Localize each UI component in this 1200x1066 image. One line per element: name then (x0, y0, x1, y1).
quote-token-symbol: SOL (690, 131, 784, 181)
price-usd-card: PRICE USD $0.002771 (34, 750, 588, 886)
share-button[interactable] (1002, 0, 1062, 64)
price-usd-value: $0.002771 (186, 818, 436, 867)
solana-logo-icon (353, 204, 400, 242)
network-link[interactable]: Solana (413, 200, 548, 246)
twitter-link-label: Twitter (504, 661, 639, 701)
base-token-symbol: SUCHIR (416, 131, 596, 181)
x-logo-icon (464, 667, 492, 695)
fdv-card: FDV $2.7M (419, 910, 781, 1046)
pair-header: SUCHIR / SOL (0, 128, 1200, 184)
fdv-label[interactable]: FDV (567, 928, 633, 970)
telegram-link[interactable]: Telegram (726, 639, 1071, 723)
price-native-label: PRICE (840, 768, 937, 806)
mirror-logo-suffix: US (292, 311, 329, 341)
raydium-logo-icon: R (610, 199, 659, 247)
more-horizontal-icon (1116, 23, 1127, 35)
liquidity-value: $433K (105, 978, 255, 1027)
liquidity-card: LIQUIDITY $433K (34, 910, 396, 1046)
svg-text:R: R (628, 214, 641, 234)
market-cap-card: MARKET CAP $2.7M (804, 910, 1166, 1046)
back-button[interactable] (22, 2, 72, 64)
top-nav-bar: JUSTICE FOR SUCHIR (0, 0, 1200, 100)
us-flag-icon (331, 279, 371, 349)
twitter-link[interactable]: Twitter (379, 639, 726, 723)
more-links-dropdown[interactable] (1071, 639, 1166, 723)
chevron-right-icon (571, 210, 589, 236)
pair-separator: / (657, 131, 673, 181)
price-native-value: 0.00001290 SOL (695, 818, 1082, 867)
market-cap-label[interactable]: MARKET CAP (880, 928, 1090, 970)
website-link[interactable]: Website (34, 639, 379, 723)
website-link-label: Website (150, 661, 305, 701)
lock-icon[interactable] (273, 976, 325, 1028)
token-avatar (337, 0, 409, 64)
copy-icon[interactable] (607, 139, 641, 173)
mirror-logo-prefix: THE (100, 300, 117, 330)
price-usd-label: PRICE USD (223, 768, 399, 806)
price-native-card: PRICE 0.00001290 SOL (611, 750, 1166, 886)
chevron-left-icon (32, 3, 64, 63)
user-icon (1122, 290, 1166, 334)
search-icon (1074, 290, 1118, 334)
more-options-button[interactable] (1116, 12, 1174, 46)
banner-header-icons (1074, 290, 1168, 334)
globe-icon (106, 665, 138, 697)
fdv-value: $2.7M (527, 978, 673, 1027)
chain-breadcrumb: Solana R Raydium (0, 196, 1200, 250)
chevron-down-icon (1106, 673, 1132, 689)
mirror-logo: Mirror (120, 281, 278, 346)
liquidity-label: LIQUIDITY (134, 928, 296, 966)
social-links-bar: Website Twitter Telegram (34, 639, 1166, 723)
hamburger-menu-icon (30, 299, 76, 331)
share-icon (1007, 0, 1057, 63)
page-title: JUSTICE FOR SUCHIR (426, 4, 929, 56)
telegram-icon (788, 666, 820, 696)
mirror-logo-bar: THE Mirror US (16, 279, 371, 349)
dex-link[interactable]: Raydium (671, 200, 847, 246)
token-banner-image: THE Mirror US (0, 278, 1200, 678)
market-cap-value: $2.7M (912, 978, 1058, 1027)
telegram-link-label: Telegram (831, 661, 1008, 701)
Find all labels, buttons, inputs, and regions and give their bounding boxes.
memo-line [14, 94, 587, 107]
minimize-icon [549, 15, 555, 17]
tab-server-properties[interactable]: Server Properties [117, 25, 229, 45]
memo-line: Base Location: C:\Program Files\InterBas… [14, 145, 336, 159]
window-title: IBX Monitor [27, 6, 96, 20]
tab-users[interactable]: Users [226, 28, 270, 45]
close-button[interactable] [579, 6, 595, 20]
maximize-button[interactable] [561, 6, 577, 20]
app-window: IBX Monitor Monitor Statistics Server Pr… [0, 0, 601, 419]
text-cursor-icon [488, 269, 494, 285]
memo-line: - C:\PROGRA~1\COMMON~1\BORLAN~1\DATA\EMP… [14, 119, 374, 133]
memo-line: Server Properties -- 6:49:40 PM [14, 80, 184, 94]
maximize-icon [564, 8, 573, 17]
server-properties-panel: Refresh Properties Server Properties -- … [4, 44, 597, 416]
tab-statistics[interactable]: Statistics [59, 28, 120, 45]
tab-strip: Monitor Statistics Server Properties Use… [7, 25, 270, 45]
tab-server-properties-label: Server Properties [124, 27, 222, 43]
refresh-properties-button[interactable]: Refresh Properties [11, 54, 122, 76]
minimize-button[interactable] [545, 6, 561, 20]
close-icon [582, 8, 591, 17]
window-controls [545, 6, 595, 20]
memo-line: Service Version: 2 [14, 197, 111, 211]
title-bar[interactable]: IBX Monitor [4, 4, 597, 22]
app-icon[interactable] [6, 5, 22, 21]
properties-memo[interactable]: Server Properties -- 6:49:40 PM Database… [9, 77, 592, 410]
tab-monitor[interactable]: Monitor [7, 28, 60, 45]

» Do this: Can you write out every line of the records above without changing anything?

» Answer for the task:
Localize each UI component in this 1200x1066 image. One line per element: name then (x0, y0, x1, y1).
quote-token-symbol: SOL (690, 131, 784, 181)
price-usd-card: PRICE USD $0.002771 (34, 750, 588, 886)
share-button[interactable] (1002, 0, 1062, 64)
price-usd-value: $0.002771 (186, 818, 436, 867)
solana-logo-icon (353, 204, 400, 242)
network-link[interactable]: Solana (413, 200, 548, 246)
twitter-link-label: Twitter (504, 661, 639, 701)
base-token-symbol: SUCHIR (416, 131, 596, 181)
x-logo-icon (464, 667, 492, 695)
fdv-card: FDV $2.7M (419, 910, 781, 1046)
pair-header: SUCHIR / SOL (0, 128, 1200, 184)
fdv-label[interactable]: FDV (567, 928, 633, 970)
telegram-link[interactable]: Telegram (726, 639, 1071, 723)
price-native-label: PRICE (840, 768, 937, 806)
mirror-logo-suffix: US (292, 311, 329, 341)
raydium-logo-icon: R (610, 199, 659, 247)
more-horizontal-icon (1116, 23, 1127, 35)
liquidity-value: $433K (105, 978, 255, 1027)
liquidity-card: LIQUIDITY $433K (34, 910, 396, 1046)
svg-text:R: R (628, 214, 641, 234)
market-cap-card: MARKET CAP $2.7M (804, 910, 1166, 1046)
back-button[interactable] (22, 2, 72, 64)
top-nav-bar: JUSTICE FOR SUCHIR (0, 0, 1200, 100)
us-flag-icon (331, 279, 371, 349)
twitter-link[interactable]: Twitter (379, 639, 726, 723)
more-links-dropdown[interactable] (1071, 639, 1166, 723)
chevron-right-icon (571, 210, 589, 236)
pair-separator: / (657, 131, 673, 181)
price-native-value: 0.00001290 SOL (695, 818, 1082, 867)
market-cap-label[interactable]: MARKET CAP (880, 928, 1090, 970)
website-link[interactable]: Website (34, 639, 379, 723)
website-link-label: Website (150, 661, 305, 701)
lock-icon[interactable] (273, 976, 325, 1028)
token-avatar (337, 0, 409, 64)
copy-icon[interactable] (607, 139, 641, 173)
mirror-logo-prefix: THE (100, 300, 117, 330)
price-usd-label: PRICE USD (223, 768, 399, 806)
price-native-card: PRICE 0.00001290 SOL (611, 750, 1166, 886)
chevron-left-icon (32, 3, 64, 63)
user-icon (1122, 290, 1166, 334)
search-icon (1074, 290, 1118, 334)
more-options-button[interactable] (1116, 12, 1174, 46)
banner-header-icons (1074, 290, 1168, 334)
globe-icon (106, 665, 138, 697)
fdv-value: $2.7M (527, 978, 673, 1027)
chain-breadcrumb: Solana R Raydium (0, 196, 1200, 250)
chevron-down-icon (1106, 673, 1132, 689)
mirror-logo: Mirror (120, 281, 278, 346)
liquidity-label: LIQUIDITY (134, 928, 296, 966)
social-links-bar: Website Twitter Telegram (34, 639, 1166, 723)
hamburger-menu-icon (30, 299, 76, 331)
share-icon (1007, 0, 1057, 63)
page-title: JUSTICE FOR SUCHIR (426, 4, 929, 56)
telegram-icon (788, 666, 820, 696)
mirror-logo-bar: THE Mirror US (16, 279, 371, 349)
dex-link[interactable]: Raydium (671, 200, 847, 246)
token-banner-image: THE Mirror US (0, 278, 1200, 678)
market-cap-value: $2.7M (912, 978, 1058, 1027)
telegram-link-label: Telegram (831, 661, 1008, 701)
Find all labels, buttons, inputs, and regions and give their bounding boxes.
memo-line [14, 94, 587, 107]
minimize-icon [549, 15, 555, 17]
tab-server-properties[interactable]: Server Properties [117, 25, 229, 45]
memo-line: Base Location: C:\Program Files\InterBas… [14, 145, 336, 159]
window-title: IBX Monitor [27, 6, 96, 20]
tab-users[interactable]: Users [226, 28, 270, 45]
close-button[interactable] [579, 6, 595, 20]
maximize-button[interactable] [561, 6, 577, 20]
app-window: IBX Monitor Monitor Statistics Server Pr… [0, 0, 601, 419]
text-cursor-icon [488, 269, 494, 285]
memo-line: - C:\PROGRA~1\COMMON~1\BORLAN~1\DATA\EMP… [14, 119, 374, 133]
memo-line: Server Properties -- 6:49:40 PM [14, 80, 184, 94]
maximize-icon [564, 8, 573, 17]
server-properties-panel: Refresh Properties Server Properties -- … [4, 44, 597, 416]
tab-statistics[interactable]: Statistics [59, 28, 120, 45]
tab-strip: Monitor Statistics Server Properties Use… [7, 25, 270, 45]
tab-server-properties-label: Server Properties [124, 27, 222, 43]
refresh-properties-button[interactable]: Refresh Properties [11, 54, 122, 76]
minimize-button[interactable] [545, 6, 561, 20]
close-icon [582, 8, 591, 17]
window-controls [545, 6, 595, 20]
memo-line: Service Version: 2 [14, 197, 111, 211]
title-bar[interactable]: IBX Monitor [4, 4, 597, 22]
app-icon[interactable] [6, 5, 22, 21]
properties-memo[interactable]: Server Properties -- 6:49:40 PM Database… [9, 77, 592, 410]
tab-monitor[interactable]: Monitor [7, 28, 60, 45]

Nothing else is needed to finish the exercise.